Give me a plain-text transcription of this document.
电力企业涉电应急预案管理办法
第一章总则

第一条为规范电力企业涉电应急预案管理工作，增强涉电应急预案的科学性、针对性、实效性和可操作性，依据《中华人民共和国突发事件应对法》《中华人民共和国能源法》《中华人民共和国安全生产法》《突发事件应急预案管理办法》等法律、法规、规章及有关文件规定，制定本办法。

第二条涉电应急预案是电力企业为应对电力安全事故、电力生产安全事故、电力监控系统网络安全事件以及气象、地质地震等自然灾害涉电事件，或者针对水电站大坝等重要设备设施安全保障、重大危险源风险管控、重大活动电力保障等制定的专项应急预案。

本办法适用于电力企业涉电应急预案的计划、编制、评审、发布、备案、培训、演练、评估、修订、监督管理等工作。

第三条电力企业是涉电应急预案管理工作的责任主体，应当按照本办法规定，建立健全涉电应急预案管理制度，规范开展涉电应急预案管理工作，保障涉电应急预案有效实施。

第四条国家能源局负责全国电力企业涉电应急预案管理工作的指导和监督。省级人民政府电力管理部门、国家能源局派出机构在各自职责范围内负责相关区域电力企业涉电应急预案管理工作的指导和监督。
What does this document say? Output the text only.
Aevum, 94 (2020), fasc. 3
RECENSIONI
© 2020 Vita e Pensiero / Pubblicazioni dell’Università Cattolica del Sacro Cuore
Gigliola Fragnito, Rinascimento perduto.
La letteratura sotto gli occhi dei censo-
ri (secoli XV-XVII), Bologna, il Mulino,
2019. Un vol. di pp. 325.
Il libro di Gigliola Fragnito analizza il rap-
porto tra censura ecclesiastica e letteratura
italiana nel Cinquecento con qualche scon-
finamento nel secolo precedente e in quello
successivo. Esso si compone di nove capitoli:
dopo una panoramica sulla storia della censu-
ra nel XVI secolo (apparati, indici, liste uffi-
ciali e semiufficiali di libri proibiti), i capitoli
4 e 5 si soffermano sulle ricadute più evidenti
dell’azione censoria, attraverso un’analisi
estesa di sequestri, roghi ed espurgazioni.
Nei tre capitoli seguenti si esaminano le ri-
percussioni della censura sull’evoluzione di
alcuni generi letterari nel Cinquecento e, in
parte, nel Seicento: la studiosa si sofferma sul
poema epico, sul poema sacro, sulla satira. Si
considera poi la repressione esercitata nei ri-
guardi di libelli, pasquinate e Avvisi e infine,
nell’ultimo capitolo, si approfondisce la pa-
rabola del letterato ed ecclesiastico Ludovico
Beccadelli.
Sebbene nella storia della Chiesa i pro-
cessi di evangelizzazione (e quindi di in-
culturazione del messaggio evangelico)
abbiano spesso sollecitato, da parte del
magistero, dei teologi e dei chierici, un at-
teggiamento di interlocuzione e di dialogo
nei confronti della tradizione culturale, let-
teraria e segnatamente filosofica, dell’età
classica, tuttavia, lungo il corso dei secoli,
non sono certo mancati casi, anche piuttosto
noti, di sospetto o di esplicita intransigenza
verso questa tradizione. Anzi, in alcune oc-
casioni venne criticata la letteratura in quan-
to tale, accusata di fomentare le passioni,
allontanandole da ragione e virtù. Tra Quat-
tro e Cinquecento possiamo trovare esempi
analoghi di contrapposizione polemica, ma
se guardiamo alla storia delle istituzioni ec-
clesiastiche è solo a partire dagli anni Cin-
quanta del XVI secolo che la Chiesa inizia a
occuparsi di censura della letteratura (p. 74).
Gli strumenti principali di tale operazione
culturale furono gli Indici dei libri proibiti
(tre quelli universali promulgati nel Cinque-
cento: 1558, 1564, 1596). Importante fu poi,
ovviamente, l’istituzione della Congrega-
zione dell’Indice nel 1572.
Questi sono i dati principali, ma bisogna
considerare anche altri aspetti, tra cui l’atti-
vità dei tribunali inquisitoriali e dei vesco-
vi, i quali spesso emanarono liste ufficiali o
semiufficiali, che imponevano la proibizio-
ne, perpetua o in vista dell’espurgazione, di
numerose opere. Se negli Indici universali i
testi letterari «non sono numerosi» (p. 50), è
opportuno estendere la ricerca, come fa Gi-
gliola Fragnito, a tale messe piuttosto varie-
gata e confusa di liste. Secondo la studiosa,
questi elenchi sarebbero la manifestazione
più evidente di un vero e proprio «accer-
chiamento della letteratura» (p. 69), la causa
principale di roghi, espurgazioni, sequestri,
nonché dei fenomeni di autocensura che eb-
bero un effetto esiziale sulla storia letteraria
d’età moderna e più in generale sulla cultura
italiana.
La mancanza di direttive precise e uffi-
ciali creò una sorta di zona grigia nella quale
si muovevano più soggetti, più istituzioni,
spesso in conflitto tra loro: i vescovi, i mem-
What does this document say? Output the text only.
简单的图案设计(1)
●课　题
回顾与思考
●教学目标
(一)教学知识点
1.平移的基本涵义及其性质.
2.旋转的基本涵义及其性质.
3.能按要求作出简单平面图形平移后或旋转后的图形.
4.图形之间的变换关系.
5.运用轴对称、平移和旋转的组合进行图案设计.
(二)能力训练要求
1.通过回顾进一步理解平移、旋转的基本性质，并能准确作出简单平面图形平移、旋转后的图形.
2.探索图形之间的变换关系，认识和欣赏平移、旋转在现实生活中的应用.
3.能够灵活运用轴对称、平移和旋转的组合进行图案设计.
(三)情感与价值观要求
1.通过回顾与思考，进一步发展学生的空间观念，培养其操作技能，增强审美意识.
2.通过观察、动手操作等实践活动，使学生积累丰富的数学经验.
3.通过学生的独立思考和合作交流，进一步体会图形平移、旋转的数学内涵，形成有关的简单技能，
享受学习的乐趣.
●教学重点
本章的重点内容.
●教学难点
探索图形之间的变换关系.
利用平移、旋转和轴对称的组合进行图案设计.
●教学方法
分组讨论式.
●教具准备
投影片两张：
=-=-=
WORK TO COMPLETE -
Locate all lines in the listing above with the word "liste". Copy them.

RESULT -
ra nel XVI secolo (apparati, indici, liste uffi-
vi, i quali spesso emanarono liste ufficiali o
gata e confusa di liste. Secondo la studiosa,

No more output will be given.